[Data items]

···

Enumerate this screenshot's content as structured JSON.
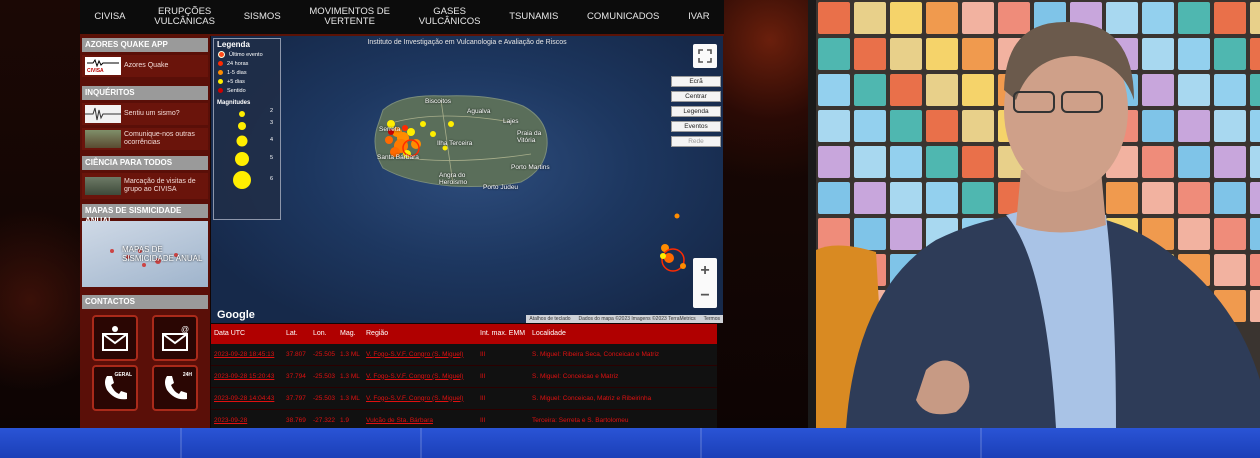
{
  "nav": {
    "items": [
      "CIVISA",
      "ERUPÇÕES\nVULCÂNICAS",
      "SISMOS",
      "MOVIMENTOS DE\nVERTENTE",
      "GASES\nVULCÂNICOS",
      "TSUNAMIS",
      "COMUNICADOS",
      "IVAR"
    ]
  },
  "sidebar": {
    "quake_app_title": "AZORES QUAKE APP",
    "quake_app_thumb_label": "CIVISA",
    "quake_app_link": "Azores Quake",
    "inqueritos_title": "INQUÉRITOS",
    "inqueritos_link1": "Sentiu um sismo?",
    "inqueritos_link2": "Comunique-nos outras ocorrências",
    "ciencia_title": "CIÊNCIA PARA TODOS",
    "ciencia_link": "Marcação de visitas de grupo ao CIVISA",
    "mapas_title": "MAPAS DE SISMICIDADE ANUAL",
    "mapas_thumb_label": "MAPAS DE SISMICIDADE ANUAL",
    "contactos_title": "CONTACTOS",
    "phone_general_tag": "GERAL",
    "phone_24h_tag": "24H"
  },
  "map": {
    "title": "Instituto de Investigação em Vulcanologia e Avaliação de Riscos",
    "legend": {
      "title": "Legenda",
      "items": [
        {
          "label": "Último evento",
          "color": "#ff4a1a"
        },
        {
          "label": "24 horas",
          "color": "#ff2a00"
        },
        {
          "label": "1-5 dias",
          "color": "#ff8c00"
        },
        {
          "label": "+5 dias",
          "color": "#ffee00"
        },
        {
          "label": "Sentido",
          "color": "#cc0000"
        }
      ],
      "magnitudes_title": "Magnitudes",
      "magnitudes": [
        "2",
        "3",
        "4",
        "5",
        "6"
      ]
    },
    "controls": {
      "screen": "Ecrã",
      "center": "Centrar",
      "legend": "Legenda",
      "events": "Eventos",
      "network": "Rede"
    },
    "zoom_in": "+",
    "zoom_out": "−",
    "google": "Google",
    "attribution": {
      "shortcuts": "Atalhos de teclado",
      "data": "Dados do mapa ©2023 Imagens ©2023 TerraMetrics",
      "terms": "Termos"
    },
    "places": {
      "biscoitos": "Biscoitos",
      "agualva": "Agualva",
      "lajes": "Lajes",
      "serreta": "Serreta",
      "ilha": "Ilha Terceira",
      "praia": "Praia da Vitória",
      "santa_barbara": "Santa Bárbara",
      "porto_martins": "Porto Martins",
      "angra": "Angra do Heroísmo",
      "porto_judeu": "Porto Judeu"
    }
  },
  "table": {
    "headers": [
      "Data UTC",
      "Lat.",
      "Lon.",
      "Mag.",
      "Região",
      "Int. max. EMM",
      "Localidade"
    ],
    "rows": [
      [
        "2023-09-28 18:45:13",
        "37.807",
        "-25.505",
        "1.3 ML",
        "V. Fogo-S.V.F. Congro (S. Miguel)",
        "III",
        "S. Miguel: Ribeira Seca, Conceicao e Matriz"
      ],
      [
        "2023-09-28 15:20:43",
        "37.794",
        "-25.503",
        "1.3 ML",
        "V. Fogo-S.V.F. Congro (S. Miguel)",
        "III",
        "S. Miguel: Conceicao e Matriz"
      ],
      [
        "2023-09-28 14:04:43",
        "37.797",
        "-25.503",
        "1.3 ML",
        "V. Fogo-S.V.F. Congro (S. Miguel)",
        "III",
        "S. Miguel: Conceicao, Matriz e Ribeirinha"
      ],
      [
        "2023-09-28",
        "38.769",
        "-27.322",
        "1.9",
        "Vulcão de Sta. Bárbara",
        "III",
        "Terceira: Serreta e S. Bartolomeu"
      ]
    ]
  }
}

···

_Task to complete_
Every line of text is to be repeated exactly; pictures are left out.

_Answer to the task_
Enumerate this screenshot's content as structured JSON.
{
  "nav": {
    "items": [
      "CIVISA",
      "ERUPÇÕES\nVULCÂNICAS",
      "SISMOS",
      "MOVIMENTOS DE\nVERTENTE",
      "GASES\nVULCÂNICOS",
      "TSUNAMIS",
      "COMUNICADOS",
      "IVAR"
    ]
  },
  "sidebar": {
    "quake_app_title": "AZORES QUAKE APP",
    "quake_app_thumb_label": "CIVISA",
    "quake_app_link": "Azores Quake",
    "inqueritos_title": "INQUÉRITOS",
    "inqueritos_link1": "Sentiu um sismo?",
    "inqueritos_link2": "Comunique-nos outras ocorrências",
    "ciencia_title": "CIÊNCIA PARA TODOS",
    "ciencia_link": "Marcação de visitas de grupo ao CIVISA",
    "mapas_title": "MAPAS DE SISMICIDADE ANUAL",
    "mapas_thumb_label": "MAPAS DE SISMICIDADE ANUAL",
    "contactos_title": "CONTACTOS",
    "phone_general_tag": "GERAL",
    "phone_24h_tag": "24H"
  },
  "map": {
    "title": "Instituto de Investigação em Vulcanologia e Avaliação de Riscos",
    "legend": {
      "title": "Legenda",
      "items": [
        {
          "label": "Último evento",
          "color": "#ff4a1a"
        },
        {
          "label": "24 horas",
          "color": "#ff2a00"
        },
        {
          "label": "1-5 dias",
          "color": "#ff8c00"
        },
        {
          "label": "+5 dias",
          "color": "#ffee00"
        },
        {
          "label": "Sentido",
          "color": "#cc0000"
        }
      ],
      "magnitudes_title": "Magnitudes",
      "magnitudes": [
        "2",
        "3",
        "4",
        "5",
        "6"
      ]
    },
    "controls": {
      "screen": "Ecrã",
      "center": "Centrar",
      "legend": "Legenda",
      "events": "Eventos",
      "network": "Rede"
    },
    "zoom_in": "+",
    "zoom_out": "−",
    "google": "Google",
    "attribution": {
      "shortcuts": "Atalhos de teclado",
      "data": "Dados do mapa ©2023 Imagens ©2023 TerraMetrics",
      "terms": "Termos"
    },
    "places": {
      "biscoitos": "Biscoitos",
      "agualva": "Agualva",
      "lajes": "Lajes",
      "serreta": "Serreta",
      "ilha": "Ilha Terceira",
      "praia": "Praia da Vitória",
      "santa_barbara": "Santa Bárbara",
      "porto_martins": "Porto Martins",
      "angra": "Angra do Heroísmo",
      "porto_judeu": "Porto Judeu"
    }
  },
  "table": {
    "headers": [
      "Data UTC",
      "Lat.",
      "Lon.",
      "Mag.",
      "Região",
      "Int. max. EMM",
      "Localidade"
    ],
    "rows": [
      [
        "2023-09-28 18:45:13",
        "37.807",
        "-25.505",
        "1.3 ML",
        "V. Fogo-S.V.F. Congro (S. Miguel)",
        "III",
        "S. Miguel: Ribeira Seca, Conceicao e Matriz"
      ],
      [
        "2023-09-28 15:20:43",
        "37.794",
        "-25.503",
        "1.3 ML",
        "V. Fogo-S.V.F. Congro (S. Miguel)",
        "III",
        "S. Miguel: Conceicao e Matriz"
      ],
      [
        "2023-09-28 14:04:43",
        "37.797",
        "-25.503",
        "1.3 ML",
        "V. Fogo-S.V.F. Congro (S. Miguel)",
        "III",
        "S. Miguel: Conceicao, Matriz e Ribeirinha"
      ],
      [
        "2023-09-28",
        "38.769",
        "-27.322",
        "1.9",
        "Vulcão de Sta. Bárbara",
        "III",
        "Terceira: Serreta e S. Bartolomeu"
      ]
    ]
  }
}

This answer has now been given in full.